Records provided:
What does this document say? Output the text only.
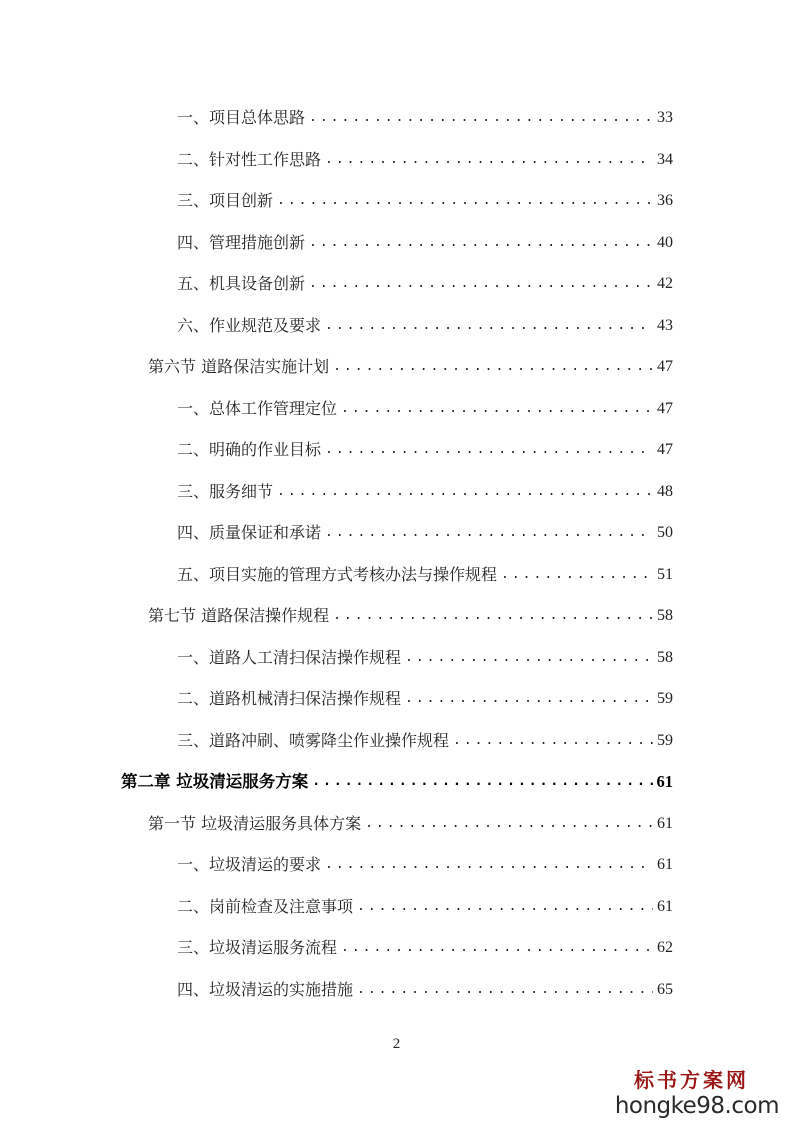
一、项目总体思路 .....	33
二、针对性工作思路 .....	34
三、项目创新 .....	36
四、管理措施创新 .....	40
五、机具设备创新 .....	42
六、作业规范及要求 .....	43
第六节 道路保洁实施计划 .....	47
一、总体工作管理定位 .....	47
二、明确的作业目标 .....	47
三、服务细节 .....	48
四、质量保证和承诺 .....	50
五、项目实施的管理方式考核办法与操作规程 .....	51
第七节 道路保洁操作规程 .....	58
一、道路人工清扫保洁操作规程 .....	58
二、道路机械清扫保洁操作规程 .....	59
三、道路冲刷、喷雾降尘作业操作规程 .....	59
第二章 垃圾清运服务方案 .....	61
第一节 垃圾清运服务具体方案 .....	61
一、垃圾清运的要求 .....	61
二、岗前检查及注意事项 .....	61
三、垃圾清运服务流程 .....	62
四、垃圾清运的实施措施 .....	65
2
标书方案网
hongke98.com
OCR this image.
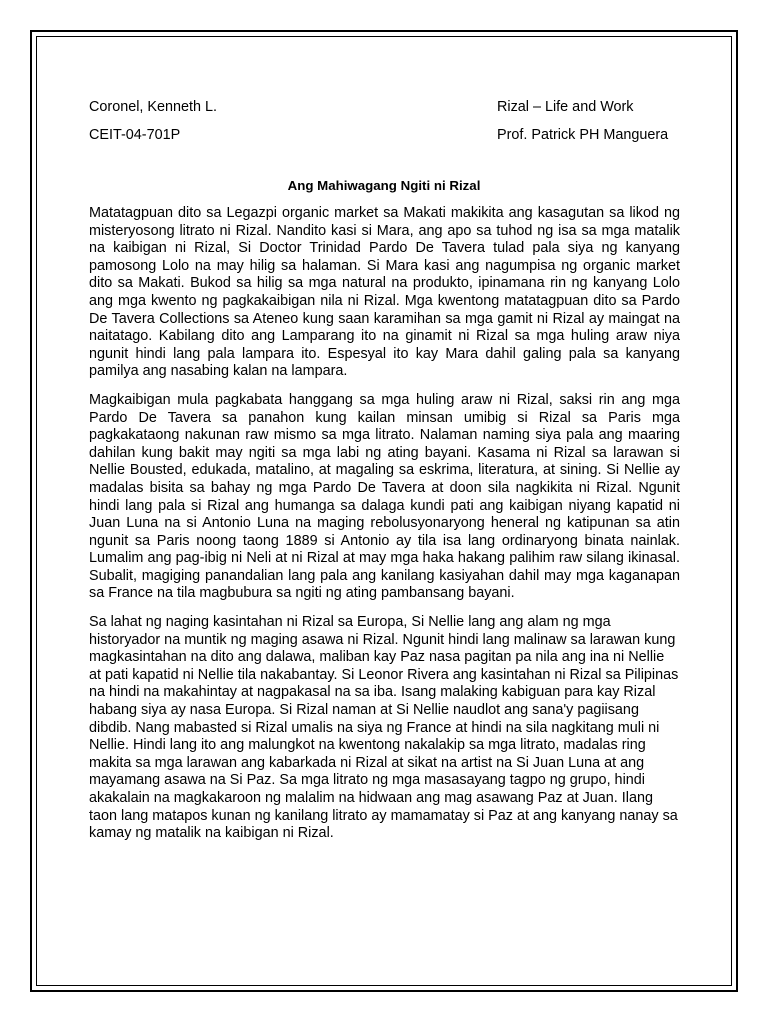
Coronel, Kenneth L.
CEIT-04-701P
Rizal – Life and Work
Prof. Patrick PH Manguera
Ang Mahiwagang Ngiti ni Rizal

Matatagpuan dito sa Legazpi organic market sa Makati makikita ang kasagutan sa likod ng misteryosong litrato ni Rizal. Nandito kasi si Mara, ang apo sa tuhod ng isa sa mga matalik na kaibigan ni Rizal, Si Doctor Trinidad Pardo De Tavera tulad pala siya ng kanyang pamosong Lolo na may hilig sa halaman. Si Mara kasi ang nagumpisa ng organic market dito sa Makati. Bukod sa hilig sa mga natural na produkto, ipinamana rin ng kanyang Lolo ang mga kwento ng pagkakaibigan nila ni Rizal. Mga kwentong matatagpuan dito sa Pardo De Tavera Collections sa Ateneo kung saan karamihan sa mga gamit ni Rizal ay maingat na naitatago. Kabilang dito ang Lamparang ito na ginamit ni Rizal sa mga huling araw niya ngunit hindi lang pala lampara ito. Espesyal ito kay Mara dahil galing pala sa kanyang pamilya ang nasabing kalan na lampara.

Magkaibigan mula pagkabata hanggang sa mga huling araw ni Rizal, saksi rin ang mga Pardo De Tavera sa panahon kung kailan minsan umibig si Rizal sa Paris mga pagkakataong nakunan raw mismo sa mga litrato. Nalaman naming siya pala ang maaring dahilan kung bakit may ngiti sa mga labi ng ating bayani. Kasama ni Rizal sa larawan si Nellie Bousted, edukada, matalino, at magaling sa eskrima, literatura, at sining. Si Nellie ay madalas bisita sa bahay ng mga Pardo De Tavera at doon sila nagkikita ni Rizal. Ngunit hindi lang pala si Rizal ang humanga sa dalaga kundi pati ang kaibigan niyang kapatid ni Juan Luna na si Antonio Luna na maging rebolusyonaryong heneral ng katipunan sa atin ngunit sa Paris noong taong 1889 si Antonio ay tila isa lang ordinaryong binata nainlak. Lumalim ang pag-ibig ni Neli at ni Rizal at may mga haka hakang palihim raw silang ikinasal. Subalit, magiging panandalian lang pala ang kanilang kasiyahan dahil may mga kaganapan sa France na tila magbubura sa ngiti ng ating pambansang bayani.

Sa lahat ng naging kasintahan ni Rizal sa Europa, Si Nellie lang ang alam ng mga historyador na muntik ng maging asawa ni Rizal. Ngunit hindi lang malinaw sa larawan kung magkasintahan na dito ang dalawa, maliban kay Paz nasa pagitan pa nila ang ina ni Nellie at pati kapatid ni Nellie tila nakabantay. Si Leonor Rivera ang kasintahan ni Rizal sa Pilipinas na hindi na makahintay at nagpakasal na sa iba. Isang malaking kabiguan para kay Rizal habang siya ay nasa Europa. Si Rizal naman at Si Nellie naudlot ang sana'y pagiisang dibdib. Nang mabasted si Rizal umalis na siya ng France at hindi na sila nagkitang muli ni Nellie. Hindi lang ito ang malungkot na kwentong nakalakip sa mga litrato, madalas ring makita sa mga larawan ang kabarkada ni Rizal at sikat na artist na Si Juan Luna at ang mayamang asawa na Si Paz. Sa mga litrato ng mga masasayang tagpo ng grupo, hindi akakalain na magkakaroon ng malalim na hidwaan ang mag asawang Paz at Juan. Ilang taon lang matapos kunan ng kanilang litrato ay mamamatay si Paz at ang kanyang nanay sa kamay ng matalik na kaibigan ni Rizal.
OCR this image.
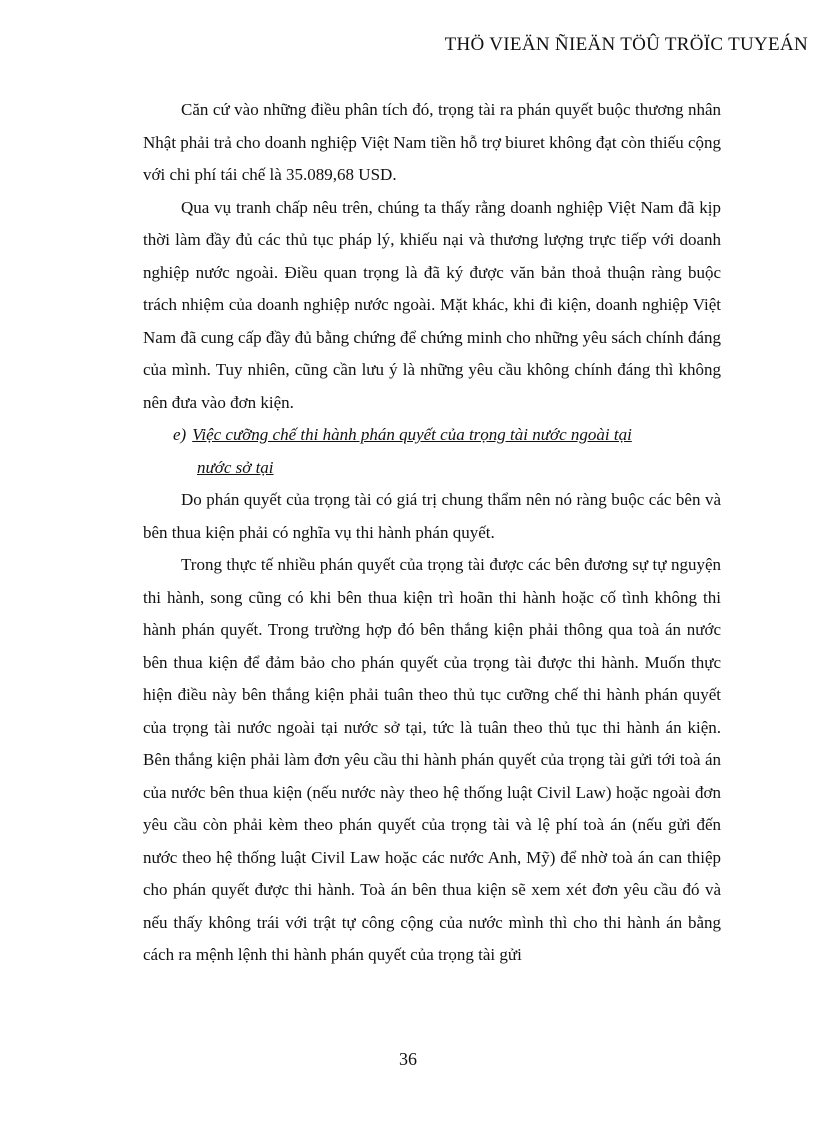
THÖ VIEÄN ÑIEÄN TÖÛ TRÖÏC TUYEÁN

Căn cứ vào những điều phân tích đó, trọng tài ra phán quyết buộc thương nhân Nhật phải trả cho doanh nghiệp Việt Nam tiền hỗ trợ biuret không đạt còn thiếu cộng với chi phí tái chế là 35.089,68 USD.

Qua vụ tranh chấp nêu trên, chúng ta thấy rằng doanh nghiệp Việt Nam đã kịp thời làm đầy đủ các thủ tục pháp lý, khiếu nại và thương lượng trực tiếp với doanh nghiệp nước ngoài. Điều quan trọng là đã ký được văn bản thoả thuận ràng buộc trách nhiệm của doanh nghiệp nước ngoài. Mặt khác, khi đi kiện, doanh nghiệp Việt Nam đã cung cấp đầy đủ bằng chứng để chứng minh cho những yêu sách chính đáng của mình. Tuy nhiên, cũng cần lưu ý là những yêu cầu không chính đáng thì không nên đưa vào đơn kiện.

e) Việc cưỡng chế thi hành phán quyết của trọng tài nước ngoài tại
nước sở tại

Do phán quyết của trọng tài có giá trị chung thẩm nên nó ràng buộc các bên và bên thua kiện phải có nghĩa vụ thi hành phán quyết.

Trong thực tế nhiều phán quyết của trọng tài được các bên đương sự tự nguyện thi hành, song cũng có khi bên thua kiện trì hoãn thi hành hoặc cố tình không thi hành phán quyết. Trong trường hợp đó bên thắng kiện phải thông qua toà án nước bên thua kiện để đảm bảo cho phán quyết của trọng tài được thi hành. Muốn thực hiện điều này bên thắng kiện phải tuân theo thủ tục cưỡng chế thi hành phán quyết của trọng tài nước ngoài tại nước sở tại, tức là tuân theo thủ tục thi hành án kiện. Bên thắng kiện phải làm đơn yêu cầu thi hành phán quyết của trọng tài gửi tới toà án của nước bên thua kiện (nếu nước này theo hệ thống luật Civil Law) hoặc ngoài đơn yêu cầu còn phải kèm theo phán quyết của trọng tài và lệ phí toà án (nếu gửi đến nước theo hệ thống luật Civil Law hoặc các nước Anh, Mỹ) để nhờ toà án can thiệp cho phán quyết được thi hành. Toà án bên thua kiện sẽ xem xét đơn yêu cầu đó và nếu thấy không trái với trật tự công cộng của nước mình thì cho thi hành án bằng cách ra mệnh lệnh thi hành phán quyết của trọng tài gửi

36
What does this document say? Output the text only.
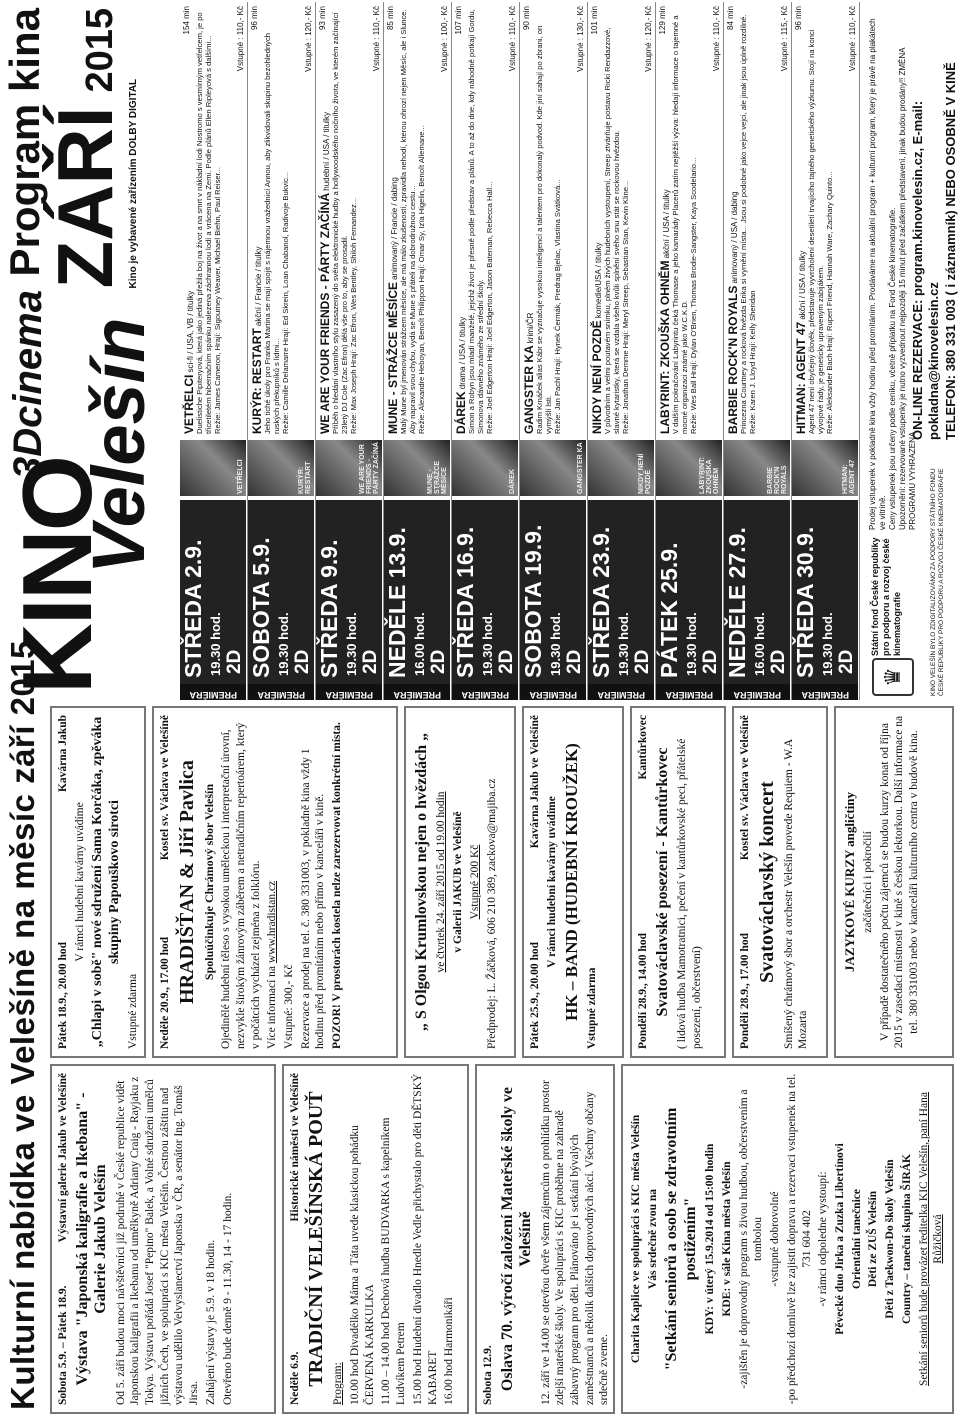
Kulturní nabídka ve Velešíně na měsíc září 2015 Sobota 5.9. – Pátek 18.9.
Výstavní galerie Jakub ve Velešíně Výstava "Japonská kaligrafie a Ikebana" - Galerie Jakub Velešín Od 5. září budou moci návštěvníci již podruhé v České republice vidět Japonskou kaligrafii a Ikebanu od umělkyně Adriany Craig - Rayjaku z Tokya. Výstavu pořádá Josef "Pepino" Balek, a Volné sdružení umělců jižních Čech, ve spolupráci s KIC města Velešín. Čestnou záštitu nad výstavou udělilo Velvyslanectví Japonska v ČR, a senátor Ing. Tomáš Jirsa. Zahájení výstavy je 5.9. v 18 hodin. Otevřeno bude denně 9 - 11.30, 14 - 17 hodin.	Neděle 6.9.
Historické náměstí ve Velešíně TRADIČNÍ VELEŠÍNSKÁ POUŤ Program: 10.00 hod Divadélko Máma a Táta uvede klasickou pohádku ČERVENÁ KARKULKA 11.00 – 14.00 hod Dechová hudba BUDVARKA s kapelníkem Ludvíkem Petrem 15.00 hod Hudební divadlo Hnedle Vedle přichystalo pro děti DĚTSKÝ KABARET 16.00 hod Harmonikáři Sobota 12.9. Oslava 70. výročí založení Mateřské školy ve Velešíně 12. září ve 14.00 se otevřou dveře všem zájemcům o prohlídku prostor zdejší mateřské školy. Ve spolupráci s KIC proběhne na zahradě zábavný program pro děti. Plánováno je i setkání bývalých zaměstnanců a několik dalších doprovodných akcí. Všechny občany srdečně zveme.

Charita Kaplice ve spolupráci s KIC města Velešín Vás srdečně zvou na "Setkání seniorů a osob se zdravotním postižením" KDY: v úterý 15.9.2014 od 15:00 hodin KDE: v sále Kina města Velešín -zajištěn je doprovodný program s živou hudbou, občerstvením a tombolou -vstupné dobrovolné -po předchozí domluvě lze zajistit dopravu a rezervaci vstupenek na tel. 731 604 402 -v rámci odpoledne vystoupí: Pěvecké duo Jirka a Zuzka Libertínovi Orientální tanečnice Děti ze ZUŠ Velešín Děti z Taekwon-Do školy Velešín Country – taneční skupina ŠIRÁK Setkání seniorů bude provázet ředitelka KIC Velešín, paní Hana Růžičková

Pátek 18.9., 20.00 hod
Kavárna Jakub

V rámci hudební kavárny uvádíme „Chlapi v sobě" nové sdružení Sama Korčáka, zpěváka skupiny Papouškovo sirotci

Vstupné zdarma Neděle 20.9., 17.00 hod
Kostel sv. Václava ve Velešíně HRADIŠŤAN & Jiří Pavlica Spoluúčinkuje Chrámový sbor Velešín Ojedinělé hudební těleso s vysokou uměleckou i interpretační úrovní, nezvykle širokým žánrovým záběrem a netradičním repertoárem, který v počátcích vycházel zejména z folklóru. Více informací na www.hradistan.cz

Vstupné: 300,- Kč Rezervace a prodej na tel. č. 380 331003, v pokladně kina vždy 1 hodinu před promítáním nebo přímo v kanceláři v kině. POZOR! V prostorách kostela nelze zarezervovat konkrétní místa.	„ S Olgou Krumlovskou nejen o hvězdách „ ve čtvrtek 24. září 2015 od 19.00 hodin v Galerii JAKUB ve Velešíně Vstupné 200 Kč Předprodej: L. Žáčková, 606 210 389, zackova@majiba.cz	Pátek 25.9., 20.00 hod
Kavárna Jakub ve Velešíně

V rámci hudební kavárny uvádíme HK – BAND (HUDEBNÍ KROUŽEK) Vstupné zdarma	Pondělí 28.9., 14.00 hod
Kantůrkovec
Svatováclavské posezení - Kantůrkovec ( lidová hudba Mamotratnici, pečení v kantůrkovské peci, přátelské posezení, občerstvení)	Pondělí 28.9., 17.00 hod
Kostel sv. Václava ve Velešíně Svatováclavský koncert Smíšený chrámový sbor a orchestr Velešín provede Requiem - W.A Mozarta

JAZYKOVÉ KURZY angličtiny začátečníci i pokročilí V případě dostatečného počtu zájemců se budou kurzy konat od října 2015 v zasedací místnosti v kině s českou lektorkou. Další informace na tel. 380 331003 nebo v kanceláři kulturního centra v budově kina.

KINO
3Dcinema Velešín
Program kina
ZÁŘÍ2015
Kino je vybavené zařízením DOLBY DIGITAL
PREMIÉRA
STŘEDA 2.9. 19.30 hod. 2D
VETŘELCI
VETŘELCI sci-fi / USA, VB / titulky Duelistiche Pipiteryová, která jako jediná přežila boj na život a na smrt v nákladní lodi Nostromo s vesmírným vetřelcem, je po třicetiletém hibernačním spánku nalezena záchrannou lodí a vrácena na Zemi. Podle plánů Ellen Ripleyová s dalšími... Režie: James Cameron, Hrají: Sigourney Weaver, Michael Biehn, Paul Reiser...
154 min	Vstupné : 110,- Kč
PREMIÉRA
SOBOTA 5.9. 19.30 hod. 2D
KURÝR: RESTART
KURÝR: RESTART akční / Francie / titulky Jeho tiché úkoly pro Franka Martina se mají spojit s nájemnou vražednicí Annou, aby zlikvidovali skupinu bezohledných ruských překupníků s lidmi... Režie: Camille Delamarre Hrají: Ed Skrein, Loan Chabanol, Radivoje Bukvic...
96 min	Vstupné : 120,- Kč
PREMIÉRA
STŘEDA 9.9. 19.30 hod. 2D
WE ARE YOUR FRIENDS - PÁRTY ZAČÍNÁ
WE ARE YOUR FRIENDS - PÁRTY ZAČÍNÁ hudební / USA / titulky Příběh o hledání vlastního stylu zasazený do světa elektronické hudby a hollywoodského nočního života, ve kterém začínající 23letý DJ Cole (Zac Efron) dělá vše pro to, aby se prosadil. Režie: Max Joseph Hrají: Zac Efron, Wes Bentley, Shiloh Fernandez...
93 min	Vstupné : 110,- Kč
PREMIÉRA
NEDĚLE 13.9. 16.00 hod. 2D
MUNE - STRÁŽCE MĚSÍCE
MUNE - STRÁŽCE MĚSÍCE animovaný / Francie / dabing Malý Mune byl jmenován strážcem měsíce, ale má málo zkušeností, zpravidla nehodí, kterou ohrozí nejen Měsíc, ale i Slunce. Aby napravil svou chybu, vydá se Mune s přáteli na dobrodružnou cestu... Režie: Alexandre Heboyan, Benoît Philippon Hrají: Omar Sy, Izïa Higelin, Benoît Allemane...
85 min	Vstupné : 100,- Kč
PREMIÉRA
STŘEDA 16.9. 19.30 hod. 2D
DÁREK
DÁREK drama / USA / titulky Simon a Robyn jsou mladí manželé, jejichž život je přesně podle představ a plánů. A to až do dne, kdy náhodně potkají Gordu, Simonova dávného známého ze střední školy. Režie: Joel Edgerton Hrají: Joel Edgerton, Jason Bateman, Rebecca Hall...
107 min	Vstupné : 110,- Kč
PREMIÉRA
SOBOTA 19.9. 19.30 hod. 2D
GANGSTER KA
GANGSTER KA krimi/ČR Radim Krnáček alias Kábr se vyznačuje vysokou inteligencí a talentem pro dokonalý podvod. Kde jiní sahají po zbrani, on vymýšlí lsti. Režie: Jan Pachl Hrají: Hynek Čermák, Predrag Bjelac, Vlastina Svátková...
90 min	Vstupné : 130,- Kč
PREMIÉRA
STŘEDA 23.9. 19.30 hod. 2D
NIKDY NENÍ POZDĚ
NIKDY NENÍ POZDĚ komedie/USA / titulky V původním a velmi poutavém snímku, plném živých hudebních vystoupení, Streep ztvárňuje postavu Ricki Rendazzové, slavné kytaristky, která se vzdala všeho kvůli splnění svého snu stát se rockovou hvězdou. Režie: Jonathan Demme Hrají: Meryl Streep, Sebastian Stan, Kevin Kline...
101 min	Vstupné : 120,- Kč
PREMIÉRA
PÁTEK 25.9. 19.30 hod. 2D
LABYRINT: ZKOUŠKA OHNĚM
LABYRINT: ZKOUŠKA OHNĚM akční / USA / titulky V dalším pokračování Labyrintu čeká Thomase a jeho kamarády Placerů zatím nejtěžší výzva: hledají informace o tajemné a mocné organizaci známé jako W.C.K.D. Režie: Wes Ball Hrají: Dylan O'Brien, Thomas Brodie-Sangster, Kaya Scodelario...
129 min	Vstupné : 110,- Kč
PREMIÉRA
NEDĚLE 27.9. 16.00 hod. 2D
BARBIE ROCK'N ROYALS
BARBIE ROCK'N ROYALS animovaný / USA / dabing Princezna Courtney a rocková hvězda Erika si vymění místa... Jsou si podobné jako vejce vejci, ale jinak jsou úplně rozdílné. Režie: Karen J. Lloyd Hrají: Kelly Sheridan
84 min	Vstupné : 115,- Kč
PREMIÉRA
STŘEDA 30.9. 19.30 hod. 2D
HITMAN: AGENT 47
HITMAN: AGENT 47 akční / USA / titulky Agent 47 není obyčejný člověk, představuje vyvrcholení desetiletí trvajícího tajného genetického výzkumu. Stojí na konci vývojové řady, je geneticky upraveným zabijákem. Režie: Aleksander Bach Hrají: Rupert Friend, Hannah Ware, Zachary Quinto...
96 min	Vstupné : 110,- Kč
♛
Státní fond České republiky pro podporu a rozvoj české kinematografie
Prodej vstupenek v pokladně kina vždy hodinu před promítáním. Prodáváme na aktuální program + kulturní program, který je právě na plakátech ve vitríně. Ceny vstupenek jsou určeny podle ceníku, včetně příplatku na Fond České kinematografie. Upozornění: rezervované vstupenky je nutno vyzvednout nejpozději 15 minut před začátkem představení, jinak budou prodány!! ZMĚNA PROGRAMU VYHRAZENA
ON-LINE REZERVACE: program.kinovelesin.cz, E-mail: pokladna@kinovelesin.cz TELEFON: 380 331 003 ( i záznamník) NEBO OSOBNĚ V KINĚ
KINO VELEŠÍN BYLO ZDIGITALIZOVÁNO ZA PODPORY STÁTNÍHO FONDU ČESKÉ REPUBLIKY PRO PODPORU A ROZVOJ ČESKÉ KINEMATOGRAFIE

Instructions for the task:
Return the lines of the records that include the string "který".

Correct response:
Kostel sv. Václava ve Velešíně HRADIŠŤAN & Jiří Pavlica Spoluúčinkuje Chrámový sbor Velešín Ojedinělé hudební těleso s vysokou uměleckou i interpretační úrovní, nezvykle širokým žánrovým záběrem a netradičním repertoárem, který v počátcích vycházel zejména z folklóru. Více informací na www.hradistan.cz
Prodej vstupenek v pokladně kina vždy hodinu před promítáním. Prodáváme na aktuální program + kulturní program, který je právě na plakátech ve vitríně. Ceny vstupenek jsou určeny podle ceníku, včetně příplatku na Fond České kinematografie. Upozornění: rezervované vstupenky je nutno vyzvednout nejpozději 15 minut před začátkem představení, jinak budou prodány!! ZMĚNA PROGRAMU VYHRAZENA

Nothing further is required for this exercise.